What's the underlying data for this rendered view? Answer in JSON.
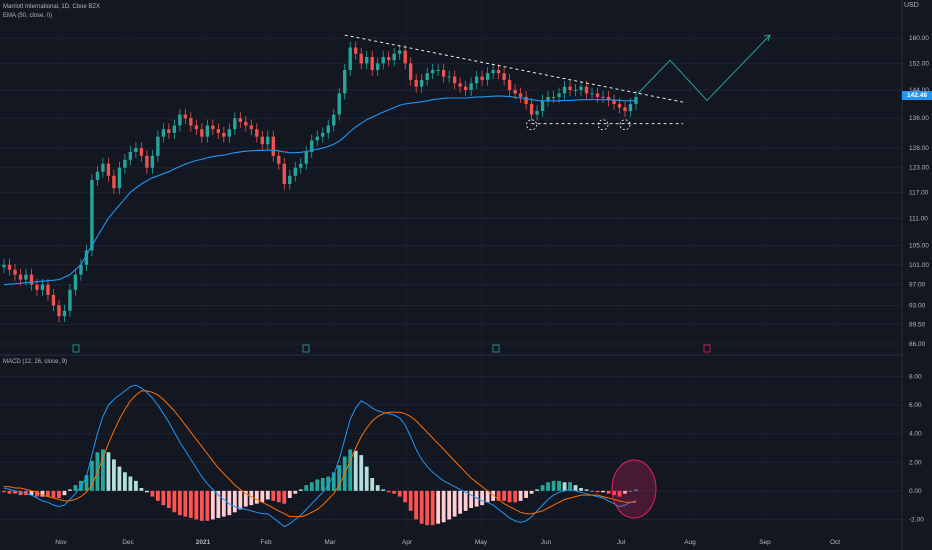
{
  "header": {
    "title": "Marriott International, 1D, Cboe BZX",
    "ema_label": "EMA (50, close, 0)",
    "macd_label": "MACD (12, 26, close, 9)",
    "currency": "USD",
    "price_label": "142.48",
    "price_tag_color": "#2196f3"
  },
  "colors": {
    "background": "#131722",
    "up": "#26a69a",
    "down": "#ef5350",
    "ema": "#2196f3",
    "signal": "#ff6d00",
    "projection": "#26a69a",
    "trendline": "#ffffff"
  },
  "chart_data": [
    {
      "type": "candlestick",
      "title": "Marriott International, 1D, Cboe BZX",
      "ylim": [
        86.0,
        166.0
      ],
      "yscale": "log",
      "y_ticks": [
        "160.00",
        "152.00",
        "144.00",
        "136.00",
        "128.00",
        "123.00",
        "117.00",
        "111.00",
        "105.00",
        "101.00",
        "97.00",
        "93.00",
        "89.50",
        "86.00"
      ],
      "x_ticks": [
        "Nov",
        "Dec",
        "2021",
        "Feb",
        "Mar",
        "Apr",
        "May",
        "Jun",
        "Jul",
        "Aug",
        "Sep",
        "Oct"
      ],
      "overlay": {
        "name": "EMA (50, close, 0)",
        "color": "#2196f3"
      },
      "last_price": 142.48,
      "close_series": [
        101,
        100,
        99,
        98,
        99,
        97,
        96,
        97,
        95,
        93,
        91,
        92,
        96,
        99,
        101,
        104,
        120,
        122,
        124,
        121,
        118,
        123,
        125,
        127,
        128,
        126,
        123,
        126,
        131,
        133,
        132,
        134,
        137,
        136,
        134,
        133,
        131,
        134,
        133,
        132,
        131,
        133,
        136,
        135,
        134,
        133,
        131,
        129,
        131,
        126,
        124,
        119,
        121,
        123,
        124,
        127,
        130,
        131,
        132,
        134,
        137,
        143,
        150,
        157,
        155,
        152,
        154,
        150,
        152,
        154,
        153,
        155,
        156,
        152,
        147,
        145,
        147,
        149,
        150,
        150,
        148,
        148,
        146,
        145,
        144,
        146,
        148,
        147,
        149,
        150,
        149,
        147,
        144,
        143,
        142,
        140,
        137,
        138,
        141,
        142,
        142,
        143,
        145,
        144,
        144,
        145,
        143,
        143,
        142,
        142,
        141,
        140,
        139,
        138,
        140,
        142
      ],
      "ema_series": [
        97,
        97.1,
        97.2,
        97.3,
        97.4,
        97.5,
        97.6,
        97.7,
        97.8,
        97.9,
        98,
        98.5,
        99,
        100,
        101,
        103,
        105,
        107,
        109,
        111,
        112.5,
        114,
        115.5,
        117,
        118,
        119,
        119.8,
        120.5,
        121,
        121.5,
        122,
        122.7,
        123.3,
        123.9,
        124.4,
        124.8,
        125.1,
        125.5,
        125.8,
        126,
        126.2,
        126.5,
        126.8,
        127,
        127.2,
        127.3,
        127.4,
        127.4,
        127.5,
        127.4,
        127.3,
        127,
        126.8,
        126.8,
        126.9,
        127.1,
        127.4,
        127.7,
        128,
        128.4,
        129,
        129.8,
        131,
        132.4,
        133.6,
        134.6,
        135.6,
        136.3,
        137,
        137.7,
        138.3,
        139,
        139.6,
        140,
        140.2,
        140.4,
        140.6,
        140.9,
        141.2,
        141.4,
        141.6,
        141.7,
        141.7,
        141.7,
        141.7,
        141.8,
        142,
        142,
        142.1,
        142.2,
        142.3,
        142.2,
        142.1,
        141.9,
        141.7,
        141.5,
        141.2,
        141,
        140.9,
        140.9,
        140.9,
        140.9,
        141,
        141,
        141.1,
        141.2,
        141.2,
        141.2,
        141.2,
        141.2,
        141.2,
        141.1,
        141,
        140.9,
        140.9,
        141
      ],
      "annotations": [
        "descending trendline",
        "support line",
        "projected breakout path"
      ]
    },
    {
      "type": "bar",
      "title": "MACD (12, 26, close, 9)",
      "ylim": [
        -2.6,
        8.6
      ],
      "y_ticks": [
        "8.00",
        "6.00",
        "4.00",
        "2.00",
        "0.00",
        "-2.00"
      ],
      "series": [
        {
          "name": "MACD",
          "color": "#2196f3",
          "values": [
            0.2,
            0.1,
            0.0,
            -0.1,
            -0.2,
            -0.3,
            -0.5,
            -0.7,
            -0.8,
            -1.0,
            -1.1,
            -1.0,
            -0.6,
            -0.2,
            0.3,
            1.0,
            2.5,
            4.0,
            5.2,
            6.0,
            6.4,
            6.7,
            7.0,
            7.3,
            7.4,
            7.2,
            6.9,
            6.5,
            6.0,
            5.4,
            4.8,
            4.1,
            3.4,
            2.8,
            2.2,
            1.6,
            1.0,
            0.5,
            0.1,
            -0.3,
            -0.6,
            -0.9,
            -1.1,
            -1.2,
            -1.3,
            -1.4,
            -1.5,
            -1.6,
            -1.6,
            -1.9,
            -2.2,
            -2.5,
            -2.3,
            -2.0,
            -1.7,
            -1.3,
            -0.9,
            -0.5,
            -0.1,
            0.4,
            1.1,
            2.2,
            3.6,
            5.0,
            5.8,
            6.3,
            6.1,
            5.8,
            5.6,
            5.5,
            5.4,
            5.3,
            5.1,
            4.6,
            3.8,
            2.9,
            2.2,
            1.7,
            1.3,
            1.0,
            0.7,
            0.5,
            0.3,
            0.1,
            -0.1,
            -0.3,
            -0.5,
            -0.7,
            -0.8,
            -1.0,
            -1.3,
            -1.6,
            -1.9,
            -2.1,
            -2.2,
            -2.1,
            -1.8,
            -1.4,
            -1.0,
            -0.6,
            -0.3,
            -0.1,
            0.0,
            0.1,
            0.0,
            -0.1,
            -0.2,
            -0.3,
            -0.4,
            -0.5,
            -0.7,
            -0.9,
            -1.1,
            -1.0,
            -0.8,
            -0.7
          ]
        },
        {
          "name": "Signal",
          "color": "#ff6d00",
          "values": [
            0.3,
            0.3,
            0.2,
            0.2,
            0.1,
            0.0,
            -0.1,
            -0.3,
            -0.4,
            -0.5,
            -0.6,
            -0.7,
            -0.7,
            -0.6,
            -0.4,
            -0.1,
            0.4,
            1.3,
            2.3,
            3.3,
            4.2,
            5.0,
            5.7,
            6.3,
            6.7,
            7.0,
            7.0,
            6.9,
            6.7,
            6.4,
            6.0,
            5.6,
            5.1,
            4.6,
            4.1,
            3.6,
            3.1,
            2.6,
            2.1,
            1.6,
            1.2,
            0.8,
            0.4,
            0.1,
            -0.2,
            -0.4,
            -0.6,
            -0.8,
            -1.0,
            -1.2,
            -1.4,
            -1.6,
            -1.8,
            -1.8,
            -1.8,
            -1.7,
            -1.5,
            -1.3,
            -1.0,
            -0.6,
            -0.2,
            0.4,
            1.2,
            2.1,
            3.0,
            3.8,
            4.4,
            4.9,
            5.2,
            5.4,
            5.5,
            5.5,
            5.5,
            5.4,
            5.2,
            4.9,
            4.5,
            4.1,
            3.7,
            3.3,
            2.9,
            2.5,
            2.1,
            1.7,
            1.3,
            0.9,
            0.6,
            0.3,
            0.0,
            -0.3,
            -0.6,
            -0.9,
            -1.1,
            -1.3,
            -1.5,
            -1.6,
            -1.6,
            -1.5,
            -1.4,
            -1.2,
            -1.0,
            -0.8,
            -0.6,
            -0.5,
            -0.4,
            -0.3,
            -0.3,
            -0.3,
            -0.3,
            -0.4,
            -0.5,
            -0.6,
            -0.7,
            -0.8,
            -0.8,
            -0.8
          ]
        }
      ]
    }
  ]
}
==
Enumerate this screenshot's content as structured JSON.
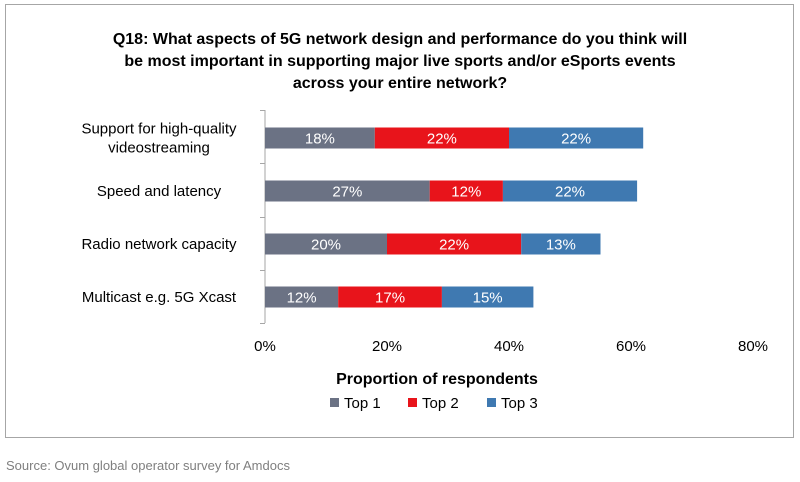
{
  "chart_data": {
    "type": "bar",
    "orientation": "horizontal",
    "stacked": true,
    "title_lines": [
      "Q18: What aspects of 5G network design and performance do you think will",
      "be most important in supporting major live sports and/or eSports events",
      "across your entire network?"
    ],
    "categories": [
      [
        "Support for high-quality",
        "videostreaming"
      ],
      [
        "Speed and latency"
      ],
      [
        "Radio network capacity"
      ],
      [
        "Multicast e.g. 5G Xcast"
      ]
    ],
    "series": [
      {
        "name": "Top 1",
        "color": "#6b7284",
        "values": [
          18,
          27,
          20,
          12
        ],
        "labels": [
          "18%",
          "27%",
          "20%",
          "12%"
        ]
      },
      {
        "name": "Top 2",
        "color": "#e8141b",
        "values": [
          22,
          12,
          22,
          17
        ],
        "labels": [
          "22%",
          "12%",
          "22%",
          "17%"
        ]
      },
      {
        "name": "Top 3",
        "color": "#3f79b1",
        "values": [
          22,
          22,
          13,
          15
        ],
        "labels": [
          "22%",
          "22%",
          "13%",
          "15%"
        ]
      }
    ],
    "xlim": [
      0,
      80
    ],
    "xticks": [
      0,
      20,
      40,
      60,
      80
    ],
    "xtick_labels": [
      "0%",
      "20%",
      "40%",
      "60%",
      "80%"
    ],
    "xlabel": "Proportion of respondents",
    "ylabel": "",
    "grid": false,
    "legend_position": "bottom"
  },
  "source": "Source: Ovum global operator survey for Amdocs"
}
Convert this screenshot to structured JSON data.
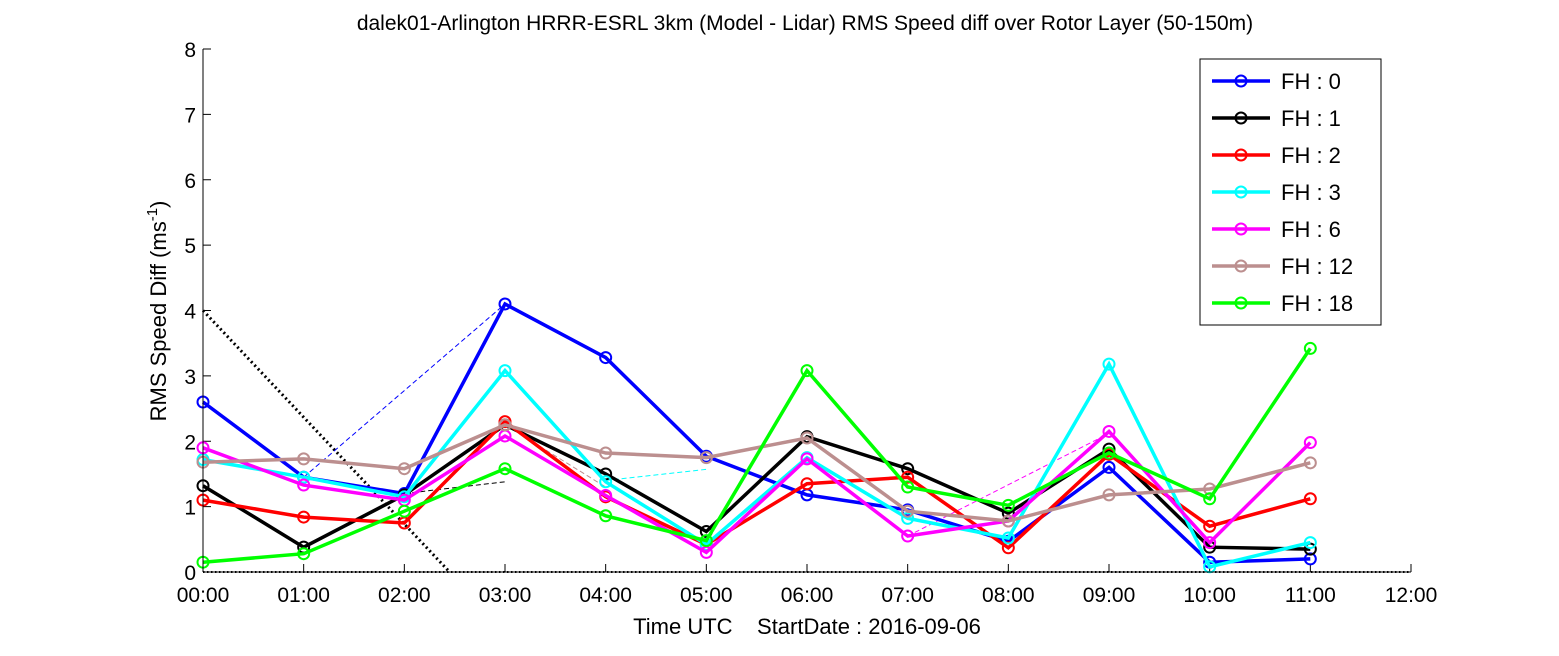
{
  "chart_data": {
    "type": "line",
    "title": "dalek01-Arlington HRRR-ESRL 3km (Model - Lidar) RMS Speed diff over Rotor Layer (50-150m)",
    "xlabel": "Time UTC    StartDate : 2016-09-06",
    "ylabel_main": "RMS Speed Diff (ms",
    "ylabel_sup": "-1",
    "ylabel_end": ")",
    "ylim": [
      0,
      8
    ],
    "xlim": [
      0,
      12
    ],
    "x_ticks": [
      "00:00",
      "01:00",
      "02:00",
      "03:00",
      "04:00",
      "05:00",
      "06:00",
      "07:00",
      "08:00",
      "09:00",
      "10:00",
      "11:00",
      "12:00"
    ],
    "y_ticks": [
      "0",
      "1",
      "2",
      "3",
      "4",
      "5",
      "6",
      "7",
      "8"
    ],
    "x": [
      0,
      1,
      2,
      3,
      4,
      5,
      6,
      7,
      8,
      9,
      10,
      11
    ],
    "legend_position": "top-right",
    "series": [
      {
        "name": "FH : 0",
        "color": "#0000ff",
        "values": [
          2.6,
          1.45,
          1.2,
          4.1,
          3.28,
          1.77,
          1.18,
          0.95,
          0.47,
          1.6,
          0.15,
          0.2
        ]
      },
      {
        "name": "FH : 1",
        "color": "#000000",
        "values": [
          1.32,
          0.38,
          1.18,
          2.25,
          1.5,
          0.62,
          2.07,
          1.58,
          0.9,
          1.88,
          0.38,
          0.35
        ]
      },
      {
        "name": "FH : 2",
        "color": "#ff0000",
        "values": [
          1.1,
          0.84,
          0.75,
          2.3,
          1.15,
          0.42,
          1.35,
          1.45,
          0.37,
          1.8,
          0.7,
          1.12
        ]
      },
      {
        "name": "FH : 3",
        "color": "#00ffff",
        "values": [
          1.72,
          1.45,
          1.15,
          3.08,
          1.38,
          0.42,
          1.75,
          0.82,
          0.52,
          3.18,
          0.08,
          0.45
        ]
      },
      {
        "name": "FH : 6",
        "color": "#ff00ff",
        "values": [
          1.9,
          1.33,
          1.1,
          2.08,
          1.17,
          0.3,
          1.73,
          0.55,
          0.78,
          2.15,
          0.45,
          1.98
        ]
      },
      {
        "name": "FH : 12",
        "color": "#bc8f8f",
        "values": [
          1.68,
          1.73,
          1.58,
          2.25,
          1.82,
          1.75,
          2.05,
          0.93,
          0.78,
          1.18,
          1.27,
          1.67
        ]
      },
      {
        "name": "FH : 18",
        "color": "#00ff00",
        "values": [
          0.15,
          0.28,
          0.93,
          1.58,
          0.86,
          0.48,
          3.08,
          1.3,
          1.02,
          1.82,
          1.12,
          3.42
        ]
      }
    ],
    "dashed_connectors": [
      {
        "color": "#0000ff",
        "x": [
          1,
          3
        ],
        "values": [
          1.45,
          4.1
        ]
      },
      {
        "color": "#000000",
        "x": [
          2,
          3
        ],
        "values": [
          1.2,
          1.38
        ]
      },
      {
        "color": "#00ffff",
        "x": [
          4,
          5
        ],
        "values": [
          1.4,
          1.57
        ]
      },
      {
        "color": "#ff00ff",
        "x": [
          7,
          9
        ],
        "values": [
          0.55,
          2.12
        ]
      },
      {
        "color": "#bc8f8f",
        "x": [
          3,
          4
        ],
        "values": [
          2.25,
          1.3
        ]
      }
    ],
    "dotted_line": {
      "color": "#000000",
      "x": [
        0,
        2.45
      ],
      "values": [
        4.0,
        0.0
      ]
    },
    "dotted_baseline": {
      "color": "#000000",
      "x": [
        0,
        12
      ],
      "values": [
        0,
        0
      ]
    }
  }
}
==
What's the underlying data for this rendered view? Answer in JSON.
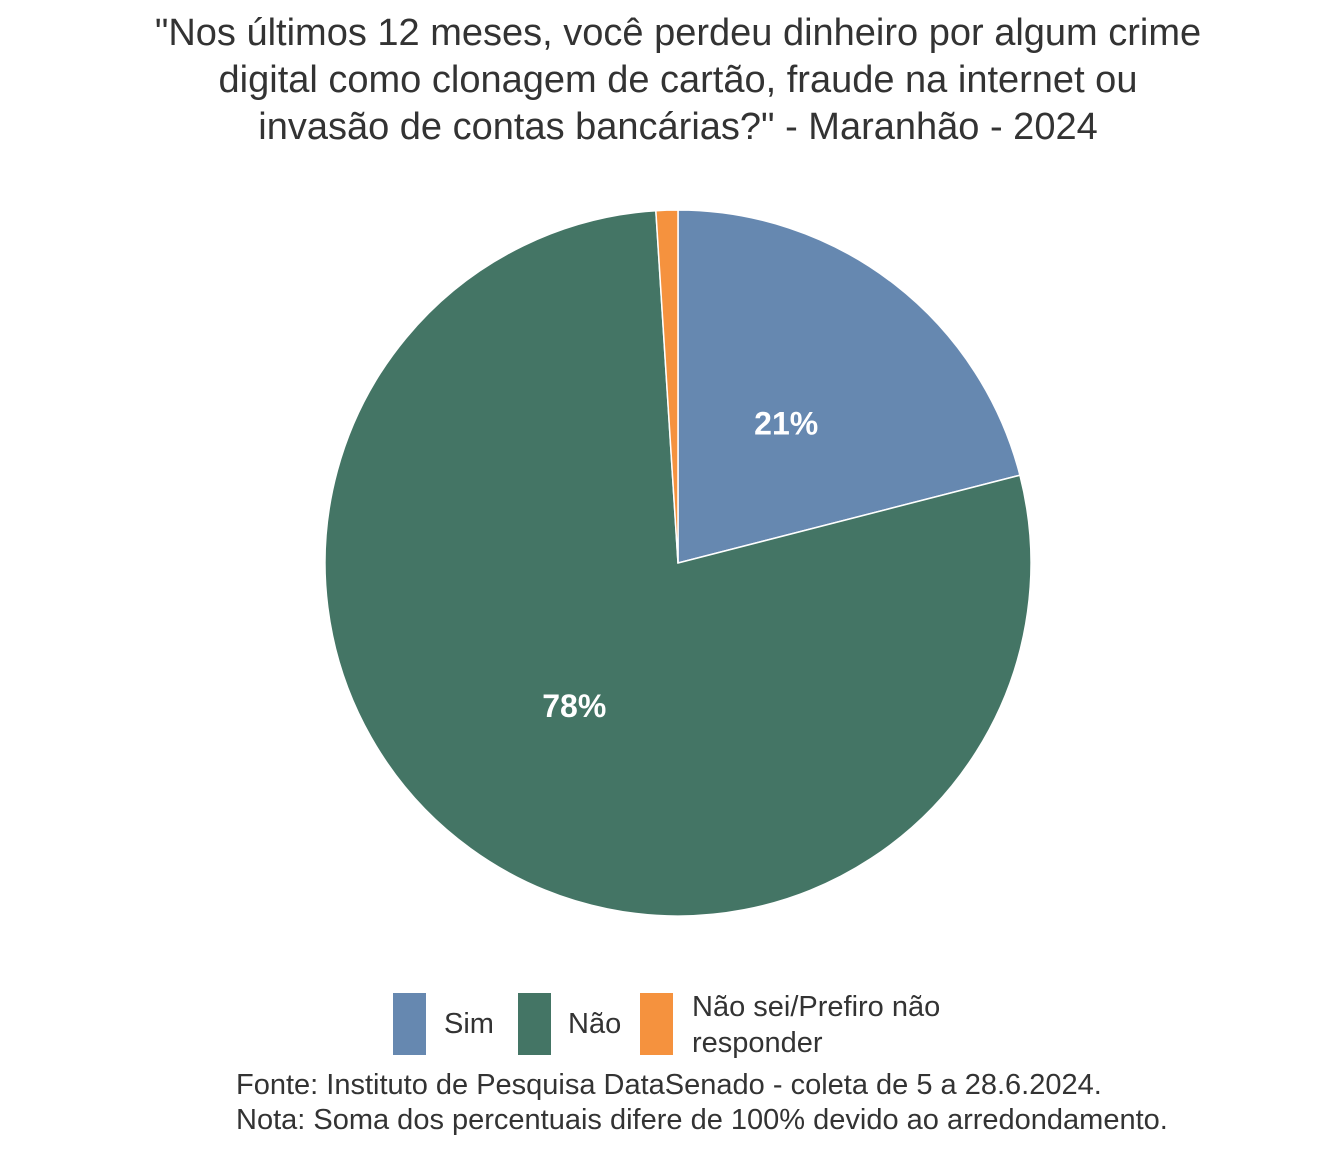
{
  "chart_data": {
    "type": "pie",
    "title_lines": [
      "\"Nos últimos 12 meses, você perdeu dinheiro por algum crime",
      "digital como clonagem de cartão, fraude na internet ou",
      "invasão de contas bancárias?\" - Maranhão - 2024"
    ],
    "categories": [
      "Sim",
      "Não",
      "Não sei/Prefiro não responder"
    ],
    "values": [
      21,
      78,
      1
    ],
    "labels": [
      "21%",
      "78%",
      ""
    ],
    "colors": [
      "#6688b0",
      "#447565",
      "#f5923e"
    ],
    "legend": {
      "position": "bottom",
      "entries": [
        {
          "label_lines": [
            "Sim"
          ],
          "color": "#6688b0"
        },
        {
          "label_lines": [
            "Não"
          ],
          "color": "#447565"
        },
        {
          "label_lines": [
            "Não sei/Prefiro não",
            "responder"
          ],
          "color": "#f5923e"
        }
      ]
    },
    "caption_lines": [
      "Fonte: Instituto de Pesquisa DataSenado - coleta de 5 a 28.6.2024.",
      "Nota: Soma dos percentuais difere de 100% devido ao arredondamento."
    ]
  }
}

**PROBLEM DETAILS**. Where a line in the material contains "xlabel", copy that line.

**OUTPUT BELOW**.
    "xlabel": "Proportion of respondents",
    "xlabel": "Time UTC    StartDate : 2016-09-06",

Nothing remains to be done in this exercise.